**Layout annotation data:**
========================================

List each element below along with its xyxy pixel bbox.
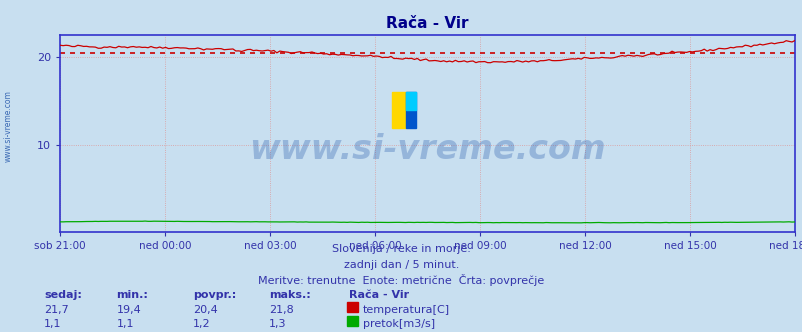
Text: zadnji dan / 5 minut.: zadnji dan / 5 minut. xyxy=(343,260,459,270)
Text: www.si-vreme.com: www.si-vreme.com xyxy=(249,133,606,166)
FancyBboxPatch shape xyxy=(405,92,415,110)
Text: 1,1: 1,1 xyxy=(44,319,62,329)
Text: pretok[m3/s]: pretok[m3/s] xyxy=(363,319,435,329)
Text: Rača - Vir: Rača - Vir xyxy=(349,290,409,299)
Text: 21,8: 21,8 xyxy=(269,305,294,315)
Title: Rača - Vir: Rača - Vir xyxy=(386,16,468,31)
Text: 1,3: 1,3 xyxy=(269,319,286,329)
Text: 1,2: 1,2 xyxy=(192,319,210,329)
Text: Meritve: trenutne  Enote: metrične  Črta: povprečje: Meritve: trenutne Enote: metrične Črta: … xyxy=(258,274,544,286)
Text: maks.:: maks.: xyxy=(269,290,310,299)
Text: Slovenija / reke in morje.: Slovenija / reke in morje. xyxy=(332,244,470,254)
Text: temperatura[C]: temperatura[C] xyxy=(363,305,449,315)
Text: 1,1: 1,1 xyxy=(116,319,134,329)
Text: 19,4: 19,4 xyxy=(116,305,141,315)
Text: www.si-vreme.com: www.si-vreme.com xyxy=(3,90,13,162)
Text: 20,4: 20,4 xyxy=(192,305,217,315)
Text: 21,7: 21,7 xyxy=(44,305,69,315)
Text: povpr.:: povpr.: xyxy=(192,290,236,299)
Text: sedaj:: sedaj: xyxy=(44,290,82,299)
Text: min.:: min.: xyxy=(116,290,148,299)
FancyBboxPatch shape xyxy=(405,92,415,128)
FancyBboxPatch shape xyxy=(392,92,405,128)
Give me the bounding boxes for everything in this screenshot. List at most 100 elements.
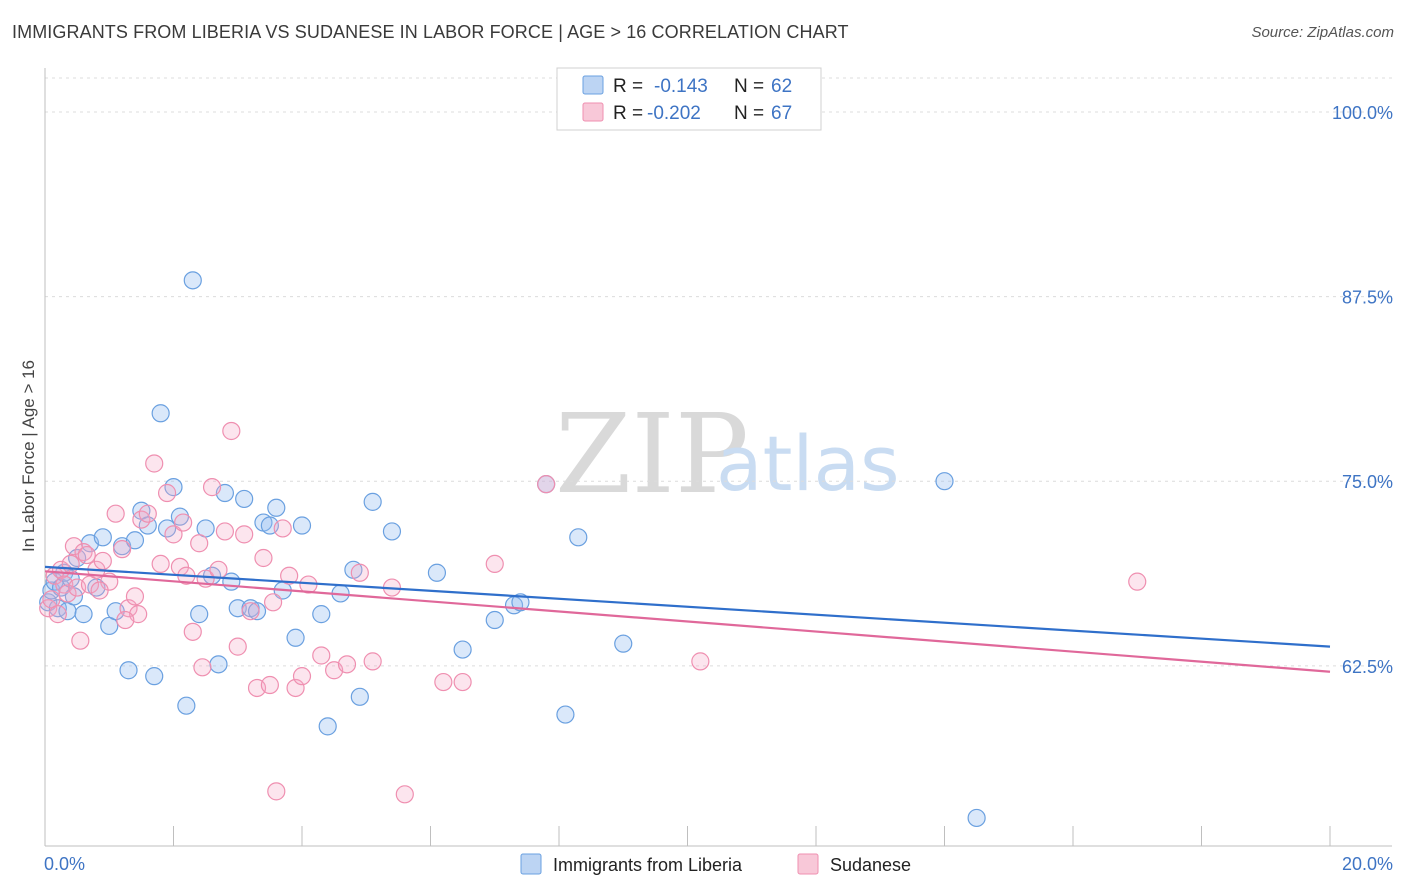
bottom-legend-label-sudanese: Sudanese: [830, 855, 911, 875]
legend-r-value-liberia: -0.143: [654, 76, 708, 97]
trend-lines: [44, 565, 1331, 673]
sudanese-point: [215, 522, 234, 541]
sudanese-point: [363, 652, 382, 671]
legend-n-value-sudanese: 67: [771, 103, 792, 124]
chart-title: IMMIGRANTS FROM LIBERIA VS SUDANESE IN L…: [12, 22, 849, 42]
liberia-point: [511, 593, 530, 612]
watermark-atlas: atlas: [716, 419, 900, 508]
legend: R = -0.143 N = 62 R = -0.202 N = 67: [556, 67, 822, 131]
sudanese-point: [260, 675, 279, 695]
bottom-legend-swatch-liberia: [520, 853, 542, 875]
sudanese-point: [434, 672, 453, 692]
bottom-legend-label-liberia: Immigrants from Liberia: [553, 855, 743, 875]
sudanese-point: [202, 478, 222, 497]
sudanese-point: [235, 525, 254, 544]
liberia-point: [569, 528, 588, 547]
sudanese-point: [71, 631, 90, 650]
liberia-point: [74, 605, 93, 624]
liberia-point: [145, 667, 164, 686]
sudanese-trend-line: [44, 570, 1331, 673]
sudanese-point: [183, 622, 202, 641]
liberia-point: [247, 602, 267, 621]
data-points: [39, 271, 1147, 828]
sudanese-point: [1128, 572, 1147, 591]
legend-r-value-sudanese: -0.202: [647, 103, 701, 124]
sudanese-point: [209, 560, 228, 579]
legend-r-label-liberia: R =: [613, 76, 643, 97]
grid-lines: [45, 77, 1392, 667]
liberia-point: [183, 271, 202, 290]
liberia-point: [318, 717, 337, 736]
x-tick-label: 20.0%: [1342, 854, 1393, 874]
sudanese-point: [254, 548, 273, 568]
sudanese-point: [453, 672, 472, 692]
sudanese-point: [273, 519, 292, 538]
sudanese-point: [241, 602, 260, 621]
liberia-point: [119, 661, 138, 680]
sudanese-point: [395, 785, 414, 804]
bottom-legend-swatch-sudanese: [797, 853, 819, 875]
sudanese-point: [116, 610, 135, 630]
liberia-point: [151, 404, 170, 423]
sudanese-point: [164, 525, 183, 544]
y-tick-label: 100.0%: [1332, 103, 1393, 123]
sudanese-point: [537, 475, 556, 494]
chart-source: Source: ZipAtlas.com: [1251, 24, 1394, 41]
liberia-trend-line: [44, 565, 1331, 648]
watermark-zip: ZIP: [555, 390, 749, 518]
y-tick-label: 62.5%: [1342, 657, 1393, 677]
legend-swatch-sudanese: [582, 102, 604, 122]
liberia-point: [190, 605, 209, 624]
sudanese-point: [292, 667, 312, 686]
legend-swatch-liberia: [582, 75, 604, 95]
sudanese-point: [64, 537, 84, 556]
liberia-point: [363, 492, 382, 511]
liberia-point: [235, 489, 254, 509]
sudanese-point: [90, 581, 109, 600]
sudanese-point: [280, 566, 299, 585]
liberia-point: [209, 655, 228, 674]
sudanese-point: [193, 658, 212, 677]
liberia-point: [935, 472, 954, 491]
sudanese-point: [222, 421, 241, 441]
legend-n-value-liberia: 62: [771, 76, 792, 97]
liberia-point: [427, 563, 447, 582]
liberia-point: [267, 498, 286, 517]
sudanese-point: [112, 540, 132, 559]
liberia-point: [614, 634, 633, 653]
bottom-legend: Immigrants from Liberia Sudanese: [520, 853, 911, 875]
legend-r-label-sudanese: R =: [613, 103, 643, 124]
liberia-point: [485, 610, 504, 630]
sudanese-point: [151, 554, 170, 574]
legend-n-label-sudanese: N =: [734, 103, 764, 124]
sudanese-point: [51, 560, 71, 579]
liberia-point: [453, 640, 472, 659]
sudanese-point: [157, 483, 177, 503]
sudanese-point: [485, 554, 504, 574]
sudanese-point: [58, 584, 77, 603]
sudanese-point: [93, 551, 112, 571]
liberia-point: [292, 516, 312, 535]
axes: 62.5% 75.0% 87.5% 100.0% 0.0% 20.0%: [44, 68, 1393, 874]
sudanese-point: [267, 782, 286, 801]
sudanese-point: [77, 545, 96, 565]
y-tick-label: 87.5%: [1342, 288, 1393, 308]
sudanese-point: [286, 678, 305, 698]
liberia-point: [382, 522, 402, 541]
sudanese-point: [190, 534, 209, 553]
liberia-point: [125, 531, 145, 550]
y-axis-label: In Labor Force | Age > 16: [19, 360, 38, 552]
sudanese-point: [145, 454, 164, 473]
sudanese-point: [337, 655, 357, 674]
legend-n-label-liberia: N =: [734, 76, 764, 97]
sudanese-point: [106, 504, 125, 523]
liberia-point: [39, 593, 58, 612]
liberia-point: [350, 687, 369, 706]
sudanese-point: [119, 599, 138, 618]
sudanese-point: [125, 587, 145, 606]
liberia-point: [177, 696, 196, 715]
liberia-point: [556, 705, 575, 724]
liberia-point: [312, 605, 331, 624]
liberia-point: [93, 528, 112, 547]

========================================

**Exercise directions:** Rename "FancyBboxPatch" to "RoundedBox" in the lines between the lines holding "Text: zadnji dan" and "Text: 1,3: 1,3 xyxy=(269,319,286,329)", inclusive, and give back only those lines with everything else unchanged.

**Result of this exercise:**
Text: zadnji dan / 5 minut.: zadnji dan / 5 minut. xyxy=(343,260,459,270)
Text: www.si-vreme.com: www.si-vreme.com xyxy=(249,133,606,166)
RoundedBox shape xyxy=(405,92,415,110)
Text: 1,1: 1,1 xyxy=(44,319,62,329)
Text: pretok[m3/s]: pretok[m3/s] xyxy=(363,319,435,329)
Text: Rača - Vir: Rača - Vir xyxy=(349,290,409,299)
Text: 21,8: 21,8 xyxy=(269,305,294,315)
Title: Rača - Vir: Rača - Vir xyxy=(386,16,468,31)
Text: 1,3: 1,3 xyxy=(269,319,286,329)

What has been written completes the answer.